Copy every line from the material below that holds "otáčky".

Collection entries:

+--

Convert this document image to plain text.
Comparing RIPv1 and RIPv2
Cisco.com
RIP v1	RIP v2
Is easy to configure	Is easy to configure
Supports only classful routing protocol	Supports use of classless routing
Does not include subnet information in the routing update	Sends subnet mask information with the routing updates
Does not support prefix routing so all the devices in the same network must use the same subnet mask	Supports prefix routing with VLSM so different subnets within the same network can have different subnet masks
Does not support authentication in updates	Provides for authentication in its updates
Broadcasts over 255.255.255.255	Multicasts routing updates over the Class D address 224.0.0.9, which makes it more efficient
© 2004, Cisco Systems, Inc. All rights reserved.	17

+--

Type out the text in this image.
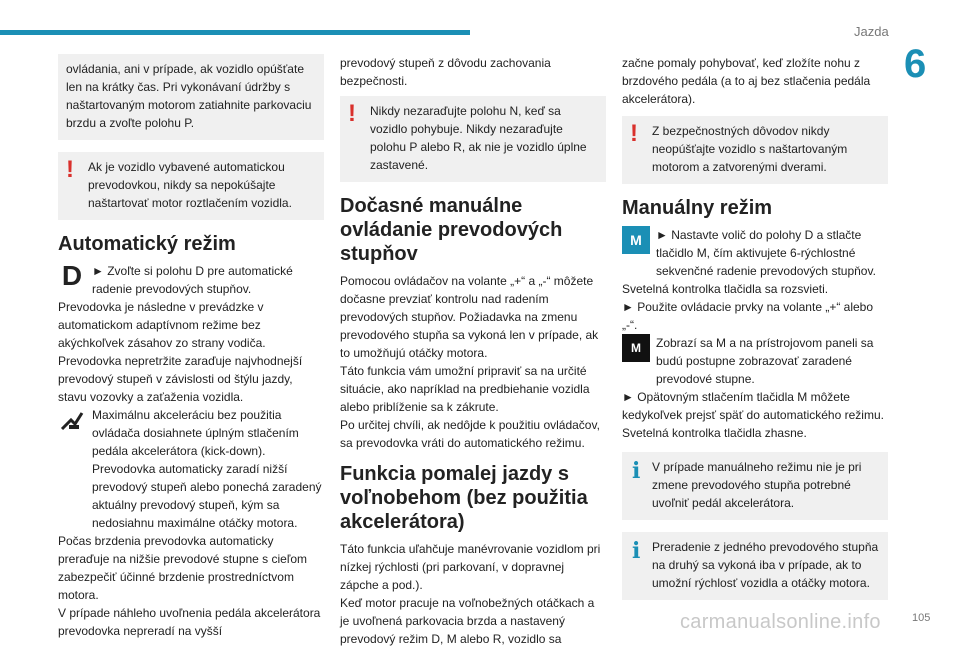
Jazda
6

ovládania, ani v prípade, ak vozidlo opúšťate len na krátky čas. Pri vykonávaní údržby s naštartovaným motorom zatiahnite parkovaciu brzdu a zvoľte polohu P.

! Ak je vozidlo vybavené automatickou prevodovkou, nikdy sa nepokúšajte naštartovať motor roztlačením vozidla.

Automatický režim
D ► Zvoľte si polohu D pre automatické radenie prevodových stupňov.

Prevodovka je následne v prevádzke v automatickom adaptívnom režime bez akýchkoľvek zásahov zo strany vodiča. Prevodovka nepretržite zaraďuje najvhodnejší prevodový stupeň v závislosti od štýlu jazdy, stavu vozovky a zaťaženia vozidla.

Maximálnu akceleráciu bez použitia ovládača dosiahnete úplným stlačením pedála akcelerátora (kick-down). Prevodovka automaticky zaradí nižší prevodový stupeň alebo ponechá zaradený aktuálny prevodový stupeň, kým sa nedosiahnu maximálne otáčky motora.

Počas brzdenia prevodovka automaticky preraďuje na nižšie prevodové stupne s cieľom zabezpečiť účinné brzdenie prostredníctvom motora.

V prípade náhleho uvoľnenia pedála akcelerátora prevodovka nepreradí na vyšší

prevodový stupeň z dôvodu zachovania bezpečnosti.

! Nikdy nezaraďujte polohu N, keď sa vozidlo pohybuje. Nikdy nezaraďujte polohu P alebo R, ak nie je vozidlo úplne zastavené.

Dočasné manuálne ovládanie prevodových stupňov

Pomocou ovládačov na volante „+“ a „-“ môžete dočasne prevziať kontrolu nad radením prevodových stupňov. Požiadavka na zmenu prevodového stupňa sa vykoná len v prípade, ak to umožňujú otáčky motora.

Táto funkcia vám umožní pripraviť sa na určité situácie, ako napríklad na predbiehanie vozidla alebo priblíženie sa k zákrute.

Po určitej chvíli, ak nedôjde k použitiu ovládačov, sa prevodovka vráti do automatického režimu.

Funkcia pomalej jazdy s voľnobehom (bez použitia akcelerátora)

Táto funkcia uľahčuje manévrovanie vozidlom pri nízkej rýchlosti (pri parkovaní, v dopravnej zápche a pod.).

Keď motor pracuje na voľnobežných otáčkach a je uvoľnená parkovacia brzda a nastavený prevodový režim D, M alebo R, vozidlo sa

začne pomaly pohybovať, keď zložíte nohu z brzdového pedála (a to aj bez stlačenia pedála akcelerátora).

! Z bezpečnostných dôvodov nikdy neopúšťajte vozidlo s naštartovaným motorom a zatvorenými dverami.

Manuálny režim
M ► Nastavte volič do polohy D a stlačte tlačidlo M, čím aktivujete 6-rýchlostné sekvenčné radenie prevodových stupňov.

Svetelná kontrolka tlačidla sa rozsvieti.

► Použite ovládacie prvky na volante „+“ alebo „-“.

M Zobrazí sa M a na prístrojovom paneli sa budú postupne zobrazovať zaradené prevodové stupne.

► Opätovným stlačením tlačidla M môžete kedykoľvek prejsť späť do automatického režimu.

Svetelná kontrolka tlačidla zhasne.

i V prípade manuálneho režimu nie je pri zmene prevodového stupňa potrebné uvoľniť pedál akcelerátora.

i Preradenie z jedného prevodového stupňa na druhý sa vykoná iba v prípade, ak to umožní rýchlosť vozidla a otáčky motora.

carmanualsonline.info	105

+--

◆ Expected answer ◆
Maximálnu akceleráciu bez použitia ovládača dosiahnete úplným stlačením pedála akcelerátora (kick-down). Prevodovka automaticky zaradí nižší prevodový stupeň alebo ponechá zaradený aktuálny prevodový stupeň, kým sa nedosiahnu maximálne otáčky motora.
Pomocou ovládačov na volante „+“ a „-“ môžete dočasne prevziať kontrolu nad radením prevodových stupňov. Požiadavka na zmenu prevodového stupňa sa vykoná len v prípade, ak to umožňujú otáčky motora.
i Preradenie z jedného prevodového stupňa na druhý sa vykoná iba v prípade, ak to umožní rýchlosť vozidla a otáčky motora.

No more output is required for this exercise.